Dataset items

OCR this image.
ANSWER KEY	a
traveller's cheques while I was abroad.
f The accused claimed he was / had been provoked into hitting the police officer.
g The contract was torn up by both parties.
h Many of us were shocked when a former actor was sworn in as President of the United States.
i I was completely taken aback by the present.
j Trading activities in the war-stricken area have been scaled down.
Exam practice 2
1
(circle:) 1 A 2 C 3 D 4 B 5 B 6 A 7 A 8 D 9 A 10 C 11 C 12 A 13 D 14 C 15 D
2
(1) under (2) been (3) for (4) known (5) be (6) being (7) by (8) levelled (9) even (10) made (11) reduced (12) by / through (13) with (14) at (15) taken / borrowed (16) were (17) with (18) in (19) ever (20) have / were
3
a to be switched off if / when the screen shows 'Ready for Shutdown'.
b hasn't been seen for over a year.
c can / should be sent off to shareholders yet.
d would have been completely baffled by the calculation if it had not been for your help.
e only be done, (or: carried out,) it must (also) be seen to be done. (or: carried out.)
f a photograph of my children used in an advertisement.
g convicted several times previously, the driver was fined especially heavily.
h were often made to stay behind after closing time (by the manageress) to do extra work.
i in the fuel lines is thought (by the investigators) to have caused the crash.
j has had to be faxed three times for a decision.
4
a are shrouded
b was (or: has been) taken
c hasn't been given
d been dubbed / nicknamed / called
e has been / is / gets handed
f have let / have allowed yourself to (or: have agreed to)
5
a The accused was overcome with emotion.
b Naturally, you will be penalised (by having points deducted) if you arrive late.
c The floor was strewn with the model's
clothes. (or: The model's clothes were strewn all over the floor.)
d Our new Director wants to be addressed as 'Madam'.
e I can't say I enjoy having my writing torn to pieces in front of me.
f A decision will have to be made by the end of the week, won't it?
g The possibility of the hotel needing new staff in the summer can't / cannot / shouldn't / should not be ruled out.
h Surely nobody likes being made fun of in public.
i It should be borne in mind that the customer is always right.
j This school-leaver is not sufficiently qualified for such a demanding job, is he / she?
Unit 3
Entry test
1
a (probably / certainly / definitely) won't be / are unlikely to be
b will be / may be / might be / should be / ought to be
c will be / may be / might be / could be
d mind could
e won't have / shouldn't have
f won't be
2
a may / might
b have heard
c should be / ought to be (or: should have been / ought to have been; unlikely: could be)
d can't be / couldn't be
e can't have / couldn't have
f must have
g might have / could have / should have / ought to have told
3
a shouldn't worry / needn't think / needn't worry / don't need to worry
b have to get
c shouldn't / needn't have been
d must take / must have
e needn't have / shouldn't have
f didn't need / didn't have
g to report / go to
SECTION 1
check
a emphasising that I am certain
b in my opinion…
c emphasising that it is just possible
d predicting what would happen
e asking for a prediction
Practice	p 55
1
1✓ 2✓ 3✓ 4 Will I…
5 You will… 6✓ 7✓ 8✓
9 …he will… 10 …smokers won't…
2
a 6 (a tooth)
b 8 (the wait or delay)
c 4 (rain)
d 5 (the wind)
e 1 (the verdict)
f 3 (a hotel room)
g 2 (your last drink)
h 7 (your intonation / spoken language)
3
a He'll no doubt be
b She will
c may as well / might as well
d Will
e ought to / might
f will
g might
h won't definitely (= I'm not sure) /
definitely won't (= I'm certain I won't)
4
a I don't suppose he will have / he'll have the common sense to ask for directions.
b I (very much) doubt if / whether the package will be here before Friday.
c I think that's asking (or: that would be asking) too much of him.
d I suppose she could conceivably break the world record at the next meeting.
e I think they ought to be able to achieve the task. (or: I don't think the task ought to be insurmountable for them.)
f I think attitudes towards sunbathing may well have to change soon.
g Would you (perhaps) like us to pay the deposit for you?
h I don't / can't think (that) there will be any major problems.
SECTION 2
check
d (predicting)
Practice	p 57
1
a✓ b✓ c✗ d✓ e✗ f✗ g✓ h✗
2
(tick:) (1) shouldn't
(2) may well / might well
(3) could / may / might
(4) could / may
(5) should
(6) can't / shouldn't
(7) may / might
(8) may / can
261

**GIVEN PROBLEM**
Lines that include the word "shouldn" are to be extracted from the data above.

**RESULT**
g The possibility of the hotel needing new staff in the summer can't / cannot / shouldn't / should not be ruled out.
e won't have / shouldn't have
a shouldn't worry / needn't think / needn't worry / don't need to worry
c shouldn't / needn't have been
e needn't have / shouldn't have
(tick:) (1) shouldn't
(6) can't / shouldn't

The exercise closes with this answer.